_Exercise requirements:_ Counting only lines that hold "data", give the total and nothing more.
[start of Material for this exercise]
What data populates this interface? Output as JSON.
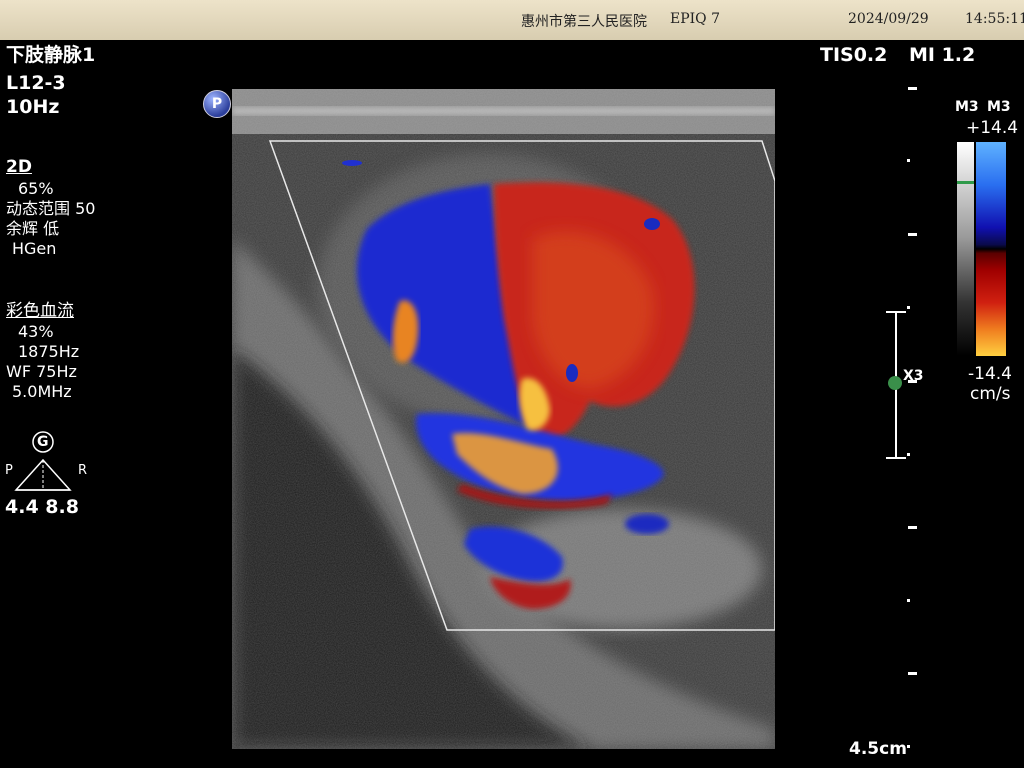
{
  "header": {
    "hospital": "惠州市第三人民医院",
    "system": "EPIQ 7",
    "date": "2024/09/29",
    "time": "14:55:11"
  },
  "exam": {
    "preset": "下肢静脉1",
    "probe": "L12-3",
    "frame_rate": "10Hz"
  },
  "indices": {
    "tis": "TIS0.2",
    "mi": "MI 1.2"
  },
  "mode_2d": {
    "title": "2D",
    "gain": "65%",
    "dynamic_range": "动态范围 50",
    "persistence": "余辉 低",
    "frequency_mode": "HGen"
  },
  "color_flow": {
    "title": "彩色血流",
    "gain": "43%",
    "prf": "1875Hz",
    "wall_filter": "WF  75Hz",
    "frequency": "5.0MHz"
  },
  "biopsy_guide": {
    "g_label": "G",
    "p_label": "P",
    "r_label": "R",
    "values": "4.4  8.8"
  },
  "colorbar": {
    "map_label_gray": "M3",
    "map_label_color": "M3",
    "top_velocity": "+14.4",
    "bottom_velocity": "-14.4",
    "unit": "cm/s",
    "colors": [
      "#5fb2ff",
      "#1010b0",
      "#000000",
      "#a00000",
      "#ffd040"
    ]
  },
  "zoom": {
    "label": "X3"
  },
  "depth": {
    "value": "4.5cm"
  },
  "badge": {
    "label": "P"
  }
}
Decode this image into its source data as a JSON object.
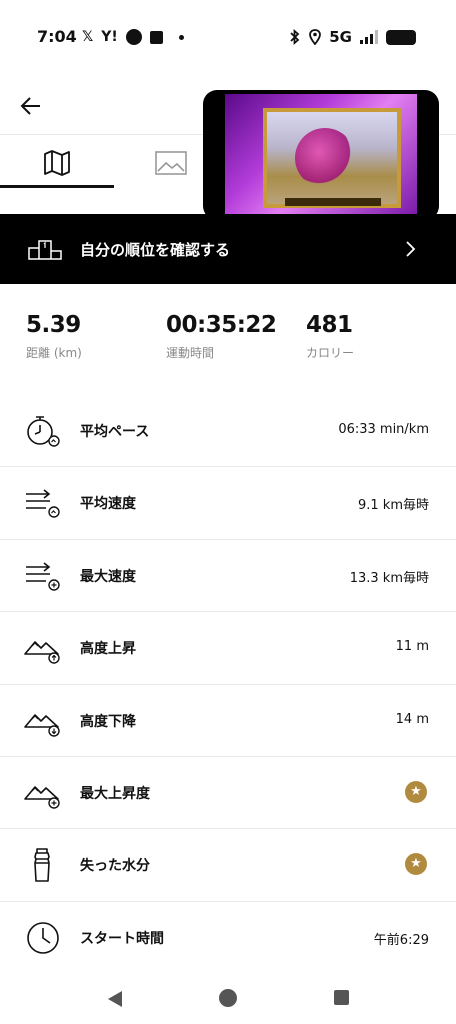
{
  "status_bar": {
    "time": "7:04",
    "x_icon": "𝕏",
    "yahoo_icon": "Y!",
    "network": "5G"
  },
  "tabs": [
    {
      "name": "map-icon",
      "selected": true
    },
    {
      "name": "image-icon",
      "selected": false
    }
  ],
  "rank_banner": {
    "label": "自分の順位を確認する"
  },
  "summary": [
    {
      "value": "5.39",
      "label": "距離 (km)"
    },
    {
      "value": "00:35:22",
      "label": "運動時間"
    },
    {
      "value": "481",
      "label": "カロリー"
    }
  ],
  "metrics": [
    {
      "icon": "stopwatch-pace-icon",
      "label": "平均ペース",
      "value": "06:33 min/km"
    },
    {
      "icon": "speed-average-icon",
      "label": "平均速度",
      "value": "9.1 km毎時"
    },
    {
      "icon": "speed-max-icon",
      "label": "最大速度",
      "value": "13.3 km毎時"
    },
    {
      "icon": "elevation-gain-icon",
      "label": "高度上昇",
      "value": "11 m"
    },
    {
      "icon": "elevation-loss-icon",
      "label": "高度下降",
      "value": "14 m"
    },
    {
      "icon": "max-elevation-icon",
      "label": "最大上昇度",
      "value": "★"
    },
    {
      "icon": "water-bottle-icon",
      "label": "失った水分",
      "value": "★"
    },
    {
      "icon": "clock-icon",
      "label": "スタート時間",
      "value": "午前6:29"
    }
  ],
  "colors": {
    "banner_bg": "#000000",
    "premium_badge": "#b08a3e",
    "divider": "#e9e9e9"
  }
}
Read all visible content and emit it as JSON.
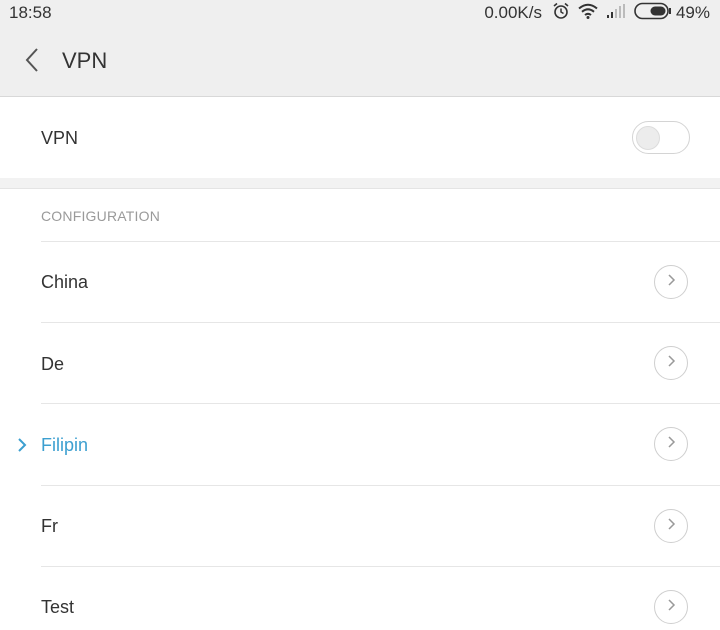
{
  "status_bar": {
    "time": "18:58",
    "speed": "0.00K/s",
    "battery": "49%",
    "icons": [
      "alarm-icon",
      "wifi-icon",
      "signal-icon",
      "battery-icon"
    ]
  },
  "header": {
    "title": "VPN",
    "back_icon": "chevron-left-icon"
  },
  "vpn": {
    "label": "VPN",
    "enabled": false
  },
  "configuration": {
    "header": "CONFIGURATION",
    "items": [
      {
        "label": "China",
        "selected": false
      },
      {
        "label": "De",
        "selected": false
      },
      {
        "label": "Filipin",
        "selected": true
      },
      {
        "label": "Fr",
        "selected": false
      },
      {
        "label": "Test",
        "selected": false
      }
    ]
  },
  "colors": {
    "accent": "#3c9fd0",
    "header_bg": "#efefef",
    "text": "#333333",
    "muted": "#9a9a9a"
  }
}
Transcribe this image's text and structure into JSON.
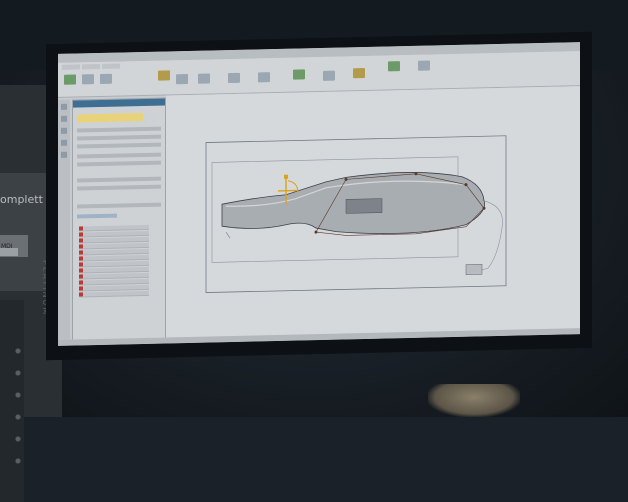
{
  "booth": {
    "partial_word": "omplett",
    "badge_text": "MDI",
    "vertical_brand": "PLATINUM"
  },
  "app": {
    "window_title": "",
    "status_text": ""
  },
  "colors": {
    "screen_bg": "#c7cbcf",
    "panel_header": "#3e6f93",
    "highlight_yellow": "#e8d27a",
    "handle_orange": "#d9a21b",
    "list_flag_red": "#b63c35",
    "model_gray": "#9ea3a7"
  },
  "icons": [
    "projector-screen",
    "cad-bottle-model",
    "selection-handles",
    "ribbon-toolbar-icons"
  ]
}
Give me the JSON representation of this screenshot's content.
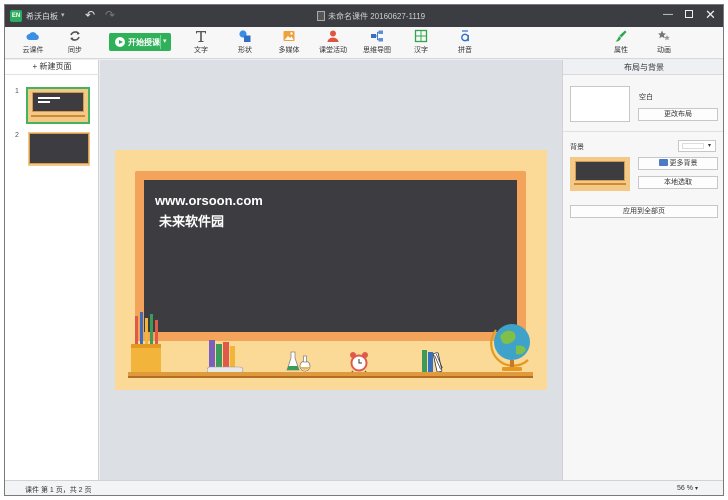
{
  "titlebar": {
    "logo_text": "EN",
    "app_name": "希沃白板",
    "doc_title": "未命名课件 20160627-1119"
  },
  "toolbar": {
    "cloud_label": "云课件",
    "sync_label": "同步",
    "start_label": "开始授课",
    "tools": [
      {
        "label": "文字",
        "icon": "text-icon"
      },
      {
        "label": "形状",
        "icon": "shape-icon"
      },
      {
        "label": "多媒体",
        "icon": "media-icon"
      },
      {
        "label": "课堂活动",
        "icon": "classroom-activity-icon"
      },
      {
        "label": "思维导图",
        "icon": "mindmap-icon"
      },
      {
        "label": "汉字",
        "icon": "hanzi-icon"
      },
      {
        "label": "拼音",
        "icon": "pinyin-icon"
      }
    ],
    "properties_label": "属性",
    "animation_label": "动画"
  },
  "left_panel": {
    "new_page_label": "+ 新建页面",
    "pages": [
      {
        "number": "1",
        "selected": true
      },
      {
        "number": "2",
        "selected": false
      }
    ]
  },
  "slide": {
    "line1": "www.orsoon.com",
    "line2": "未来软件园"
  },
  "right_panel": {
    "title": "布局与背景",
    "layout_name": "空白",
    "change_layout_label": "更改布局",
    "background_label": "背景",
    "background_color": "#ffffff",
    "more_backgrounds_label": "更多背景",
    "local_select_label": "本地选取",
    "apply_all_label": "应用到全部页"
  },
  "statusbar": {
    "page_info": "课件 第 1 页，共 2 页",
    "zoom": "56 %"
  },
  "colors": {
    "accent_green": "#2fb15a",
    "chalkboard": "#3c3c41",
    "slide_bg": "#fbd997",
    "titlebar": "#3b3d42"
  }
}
[end of Material for this exercise]
[start of Material for this exercise]
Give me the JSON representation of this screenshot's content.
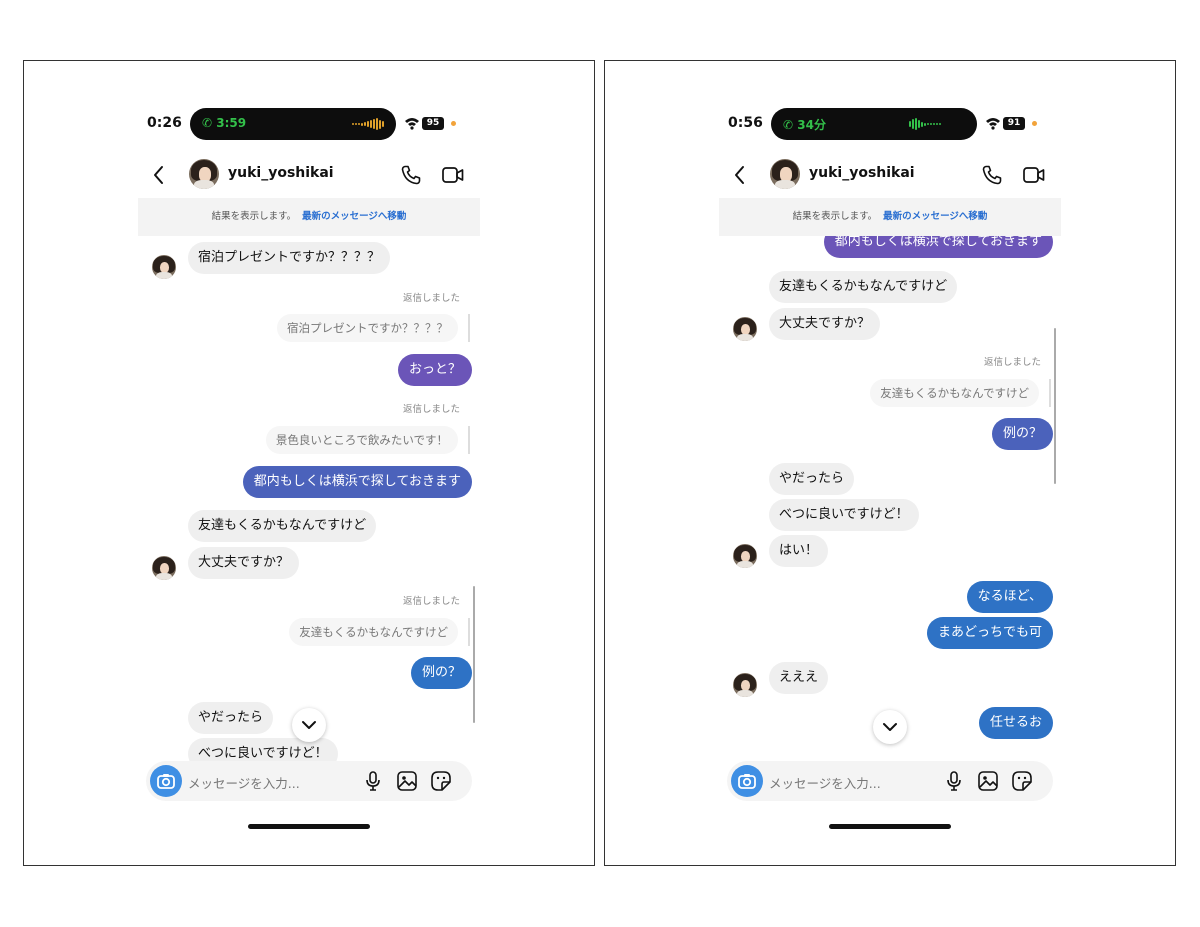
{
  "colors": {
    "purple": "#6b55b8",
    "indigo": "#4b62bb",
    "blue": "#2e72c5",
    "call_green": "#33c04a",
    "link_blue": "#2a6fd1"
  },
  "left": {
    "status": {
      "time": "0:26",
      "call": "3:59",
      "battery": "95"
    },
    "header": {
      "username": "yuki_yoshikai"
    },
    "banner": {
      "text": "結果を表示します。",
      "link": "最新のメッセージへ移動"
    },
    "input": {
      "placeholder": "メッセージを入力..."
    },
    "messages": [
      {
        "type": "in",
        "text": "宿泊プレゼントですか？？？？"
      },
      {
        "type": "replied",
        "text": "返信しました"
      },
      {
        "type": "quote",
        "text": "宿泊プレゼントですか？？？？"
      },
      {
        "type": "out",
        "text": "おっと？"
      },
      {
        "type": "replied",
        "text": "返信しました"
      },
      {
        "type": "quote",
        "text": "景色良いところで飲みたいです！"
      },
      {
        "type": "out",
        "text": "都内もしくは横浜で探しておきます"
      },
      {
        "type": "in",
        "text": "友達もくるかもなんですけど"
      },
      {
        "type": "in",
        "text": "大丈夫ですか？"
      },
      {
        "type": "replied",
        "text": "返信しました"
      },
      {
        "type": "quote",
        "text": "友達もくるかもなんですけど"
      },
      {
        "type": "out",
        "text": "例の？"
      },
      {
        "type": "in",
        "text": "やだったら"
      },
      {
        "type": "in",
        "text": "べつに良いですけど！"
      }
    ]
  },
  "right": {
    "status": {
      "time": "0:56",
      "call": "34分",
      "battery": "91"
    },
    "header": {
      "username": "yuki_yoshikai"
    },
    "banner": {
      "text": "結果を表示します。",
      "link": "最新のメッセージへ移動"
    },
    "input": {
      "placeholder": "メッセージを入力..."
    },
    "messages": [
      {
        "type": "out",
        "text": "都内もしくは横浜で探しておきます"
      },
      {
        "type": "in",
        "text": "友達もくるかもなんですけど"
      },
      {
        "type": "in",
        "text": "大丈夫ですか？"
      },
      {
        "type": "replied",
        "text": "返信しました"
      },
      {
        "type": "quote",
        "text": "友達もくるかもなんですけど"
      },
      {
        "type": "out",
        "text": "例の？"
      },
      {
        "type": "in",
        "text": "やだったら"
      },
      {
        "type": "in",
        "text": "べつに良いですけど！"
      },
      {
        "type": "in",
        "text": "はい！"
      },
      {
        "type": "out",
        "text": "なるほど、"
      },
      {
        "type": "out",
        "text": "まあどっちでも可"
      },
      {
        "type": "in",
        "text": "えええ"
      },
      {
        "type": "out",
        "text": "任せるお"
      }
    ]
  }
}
[end of Material for this exercise]
_Final result:_ 2